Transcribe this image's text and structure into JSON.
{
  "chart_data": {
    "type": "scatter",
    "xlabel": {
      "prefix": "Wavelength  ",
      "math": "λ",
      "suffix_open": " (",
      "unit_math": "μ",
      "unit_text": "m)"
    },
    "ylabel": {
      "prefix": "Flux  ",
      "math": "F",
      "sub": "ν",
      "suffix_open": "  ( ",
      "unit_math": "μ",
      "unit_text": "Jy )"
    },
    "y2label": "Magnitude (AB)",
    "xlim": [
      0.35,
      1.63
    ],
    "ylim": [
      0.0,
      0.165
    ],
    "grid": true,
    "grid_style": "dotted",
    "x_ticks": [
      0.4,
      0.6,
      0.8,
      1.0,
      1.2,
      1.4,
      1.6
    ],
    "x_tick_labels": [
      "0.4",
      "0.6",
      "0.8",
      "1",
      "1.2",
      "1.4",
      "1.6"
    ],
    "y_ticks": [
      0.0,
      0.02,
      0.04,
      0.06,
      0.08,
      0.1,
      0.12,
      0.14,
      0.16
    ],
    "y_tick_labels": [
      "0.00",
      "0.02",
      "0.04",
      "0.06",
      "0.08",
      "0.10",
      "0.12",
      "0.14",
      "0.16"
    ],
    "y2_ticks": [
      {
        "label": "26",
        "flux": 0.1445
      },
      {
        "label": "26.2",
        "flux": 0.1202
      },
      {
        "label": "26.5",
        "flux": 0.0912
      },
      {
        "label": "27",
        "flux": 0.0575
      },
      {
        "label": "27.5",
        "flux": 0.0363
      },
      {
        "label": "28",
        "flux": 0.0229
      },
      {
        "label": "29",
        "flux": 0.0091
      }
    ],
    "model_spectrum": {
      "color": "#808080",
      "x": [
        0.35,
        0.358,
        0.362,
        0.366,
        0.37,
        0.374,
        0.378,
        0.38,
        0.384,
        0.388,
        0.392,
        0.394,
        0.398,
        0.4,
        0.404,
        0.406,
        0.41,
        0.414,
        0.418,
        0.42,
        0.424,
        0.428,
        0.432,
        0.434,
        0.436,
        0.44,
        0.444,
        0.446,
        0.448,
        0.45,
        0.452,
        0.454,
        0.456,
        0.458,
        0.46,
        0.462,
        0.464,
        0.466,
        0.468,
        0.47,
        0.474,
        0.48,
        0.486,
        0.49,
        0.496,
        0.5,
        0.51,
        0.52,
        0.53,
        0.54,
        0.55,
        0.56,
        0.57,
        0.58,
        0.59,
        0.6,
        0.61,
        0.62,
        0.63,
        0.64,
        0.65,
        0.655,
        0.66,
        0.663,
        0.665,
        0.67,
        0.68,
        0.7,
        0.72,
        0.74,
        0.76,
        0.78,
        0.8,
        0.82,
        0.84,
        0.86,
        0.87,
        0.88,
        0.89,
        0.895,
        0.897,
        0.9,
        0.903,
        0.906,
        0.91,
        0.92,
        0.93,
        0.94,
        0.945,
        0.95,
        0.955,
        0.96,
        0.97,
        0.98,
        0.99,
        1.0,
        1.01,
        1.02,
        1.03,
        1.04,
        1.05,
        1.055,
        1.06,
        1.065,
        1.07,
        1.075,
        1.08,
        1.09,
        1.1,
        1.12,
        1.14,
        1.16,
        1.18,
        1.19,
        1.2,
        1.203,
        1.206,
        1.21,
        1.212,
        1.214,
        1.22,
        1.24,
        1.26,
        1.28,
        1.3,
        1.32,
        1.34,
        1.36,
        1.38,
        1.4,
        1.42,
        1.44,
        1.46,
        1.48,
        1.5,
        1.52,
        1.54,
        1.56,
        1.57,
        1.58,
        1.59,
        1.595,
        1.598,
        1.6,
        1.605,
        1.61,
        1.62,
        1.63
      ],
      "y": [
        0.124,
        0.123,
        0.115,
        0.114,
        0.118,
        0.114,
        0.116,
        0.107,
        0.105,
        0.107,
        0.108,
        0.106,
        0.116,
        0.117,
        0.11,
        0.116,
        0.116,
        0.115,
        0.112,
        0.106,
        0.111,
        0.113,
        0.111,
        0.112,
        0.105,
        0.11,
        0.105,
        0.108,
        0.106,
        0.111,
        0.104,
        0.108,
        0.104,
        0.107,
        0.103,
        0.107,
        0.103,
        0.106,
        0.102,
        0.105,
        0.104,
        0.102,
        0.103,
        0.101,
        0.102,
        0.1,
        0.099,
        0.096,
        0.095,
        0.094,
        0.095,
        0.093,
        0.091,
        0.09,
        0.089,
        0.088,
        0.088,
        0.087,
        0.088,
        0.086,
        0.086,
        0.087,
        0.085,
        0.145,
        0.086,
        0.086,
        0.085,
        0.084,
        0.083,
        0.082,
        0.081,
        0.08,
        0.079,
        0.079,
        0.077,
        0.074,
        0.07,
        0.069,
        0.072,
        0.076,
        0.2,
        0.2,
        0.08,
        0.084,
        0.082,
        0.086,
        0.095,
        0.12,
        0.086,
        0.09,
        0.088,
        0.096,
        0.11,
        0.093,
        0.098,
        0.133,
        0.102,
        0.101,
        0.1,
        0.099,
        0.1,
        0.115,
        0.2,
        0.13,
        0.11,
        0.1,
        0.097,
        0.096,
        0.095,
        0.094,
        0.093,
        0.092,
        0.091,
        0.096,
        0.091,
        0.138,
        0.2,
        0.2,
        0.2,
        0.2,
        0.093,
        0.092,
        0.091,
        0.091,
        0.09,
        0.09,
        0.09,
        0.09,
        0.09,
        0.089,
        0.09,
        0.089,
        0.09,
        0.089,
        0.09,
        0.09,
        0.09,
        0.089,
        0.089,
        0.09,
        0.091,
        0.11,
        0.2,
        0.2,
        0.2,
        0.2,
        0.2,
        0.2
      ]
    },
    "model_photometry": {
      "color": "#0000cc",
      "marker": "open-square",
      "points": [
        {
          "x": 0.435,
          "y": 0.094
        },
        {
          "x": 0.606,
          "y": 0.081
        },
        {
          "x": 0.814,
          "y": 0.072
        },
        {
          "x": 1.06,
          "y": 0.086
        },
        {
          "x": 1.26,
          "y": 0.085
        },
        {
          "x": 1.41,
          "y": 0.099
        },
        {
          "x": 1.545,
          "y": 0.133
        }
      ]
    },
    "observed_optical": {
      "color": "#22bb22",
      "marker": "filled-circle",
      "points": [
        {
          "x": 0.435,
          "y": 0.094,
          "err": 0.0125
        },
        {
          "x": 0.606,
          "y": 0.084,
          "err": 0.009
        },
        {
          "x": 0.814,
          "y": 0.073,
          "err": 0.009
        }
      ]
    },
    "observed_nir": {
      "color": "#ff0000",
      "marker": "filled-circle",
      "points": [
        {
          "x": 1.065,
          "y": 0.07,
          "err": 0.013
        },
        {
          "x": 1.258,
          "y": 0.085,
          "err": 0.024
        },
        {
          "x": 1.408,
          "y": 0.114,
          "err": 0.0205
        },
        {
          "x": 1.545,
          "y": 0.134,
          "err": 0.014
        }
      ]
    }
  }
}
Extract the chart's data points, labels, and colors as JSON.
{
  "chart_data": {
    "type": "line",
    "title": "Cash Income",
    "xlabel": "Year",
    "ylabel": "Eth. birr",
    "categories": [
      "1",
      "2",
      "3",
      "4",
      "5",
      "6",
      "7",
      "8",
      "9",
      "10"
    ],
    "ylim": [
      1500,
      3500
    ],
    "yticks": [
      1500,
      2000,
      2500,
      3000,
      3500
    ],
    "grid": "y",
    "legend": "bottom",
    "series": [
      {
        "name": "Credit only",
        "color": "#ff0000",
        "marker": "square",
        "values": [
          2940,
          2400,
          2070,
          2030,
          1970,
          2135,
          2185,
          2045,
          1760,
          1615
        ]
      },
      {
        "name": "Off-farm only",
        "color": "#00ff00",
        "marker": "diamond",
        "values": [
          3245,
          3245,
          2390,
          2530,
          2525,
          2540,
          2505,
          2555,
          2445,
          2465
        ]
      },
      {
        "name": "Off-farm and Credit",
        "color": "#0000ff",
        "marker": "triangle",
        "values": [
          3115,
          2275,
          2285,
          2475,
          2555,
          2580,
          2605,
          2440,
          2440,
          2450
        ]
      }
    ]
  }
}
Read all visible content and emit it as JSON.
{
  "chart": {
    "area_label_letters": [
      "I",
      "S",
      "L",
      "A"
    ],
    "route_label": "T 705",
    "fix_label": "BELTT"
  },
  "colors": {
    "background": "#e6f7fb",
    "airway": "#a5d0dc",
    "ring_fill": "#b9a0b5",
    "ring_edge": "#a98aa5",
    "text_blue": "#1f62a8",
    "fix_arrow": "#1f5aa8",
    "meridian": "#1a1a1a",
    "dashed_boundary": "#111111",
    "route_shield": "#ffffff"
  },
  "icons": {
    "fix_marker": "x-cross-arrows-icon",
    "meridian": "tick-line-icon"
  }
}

• • •

**Goal of the exercise**
Exactly and exclusively, repeat the lines from the line that contains "Read all visible content and emit it as JSON." through the end of the records, both ends included.

**Result**
Read all visible content and emit it as JSON.
{
  "chart": {
    "area_label_letters": [
      "I",
      "S",
      "L",
      "A"
    ],
    "route_label": "T 705",
    "fix_label": "BELTT"
  },
  "colors": {
    "background": "#e6f7fb",
    "airway": "#a5d0dc",
    "ring_fill": "#b9a0b5",
    "ring_edge": "#a98aa5",
    "text_blue": "#1f62a8",
    "fix_arrow": "#1f5aa8",
    "meridian": "#1a1a1a",
    "dashed_boundary": "#111111",
    "route_shield": "#ffffff"
  },
  "icons": {
    "fix_marker": "x-cross-arrows-icon",
    "meridian": "tick-line-icon"
  }
}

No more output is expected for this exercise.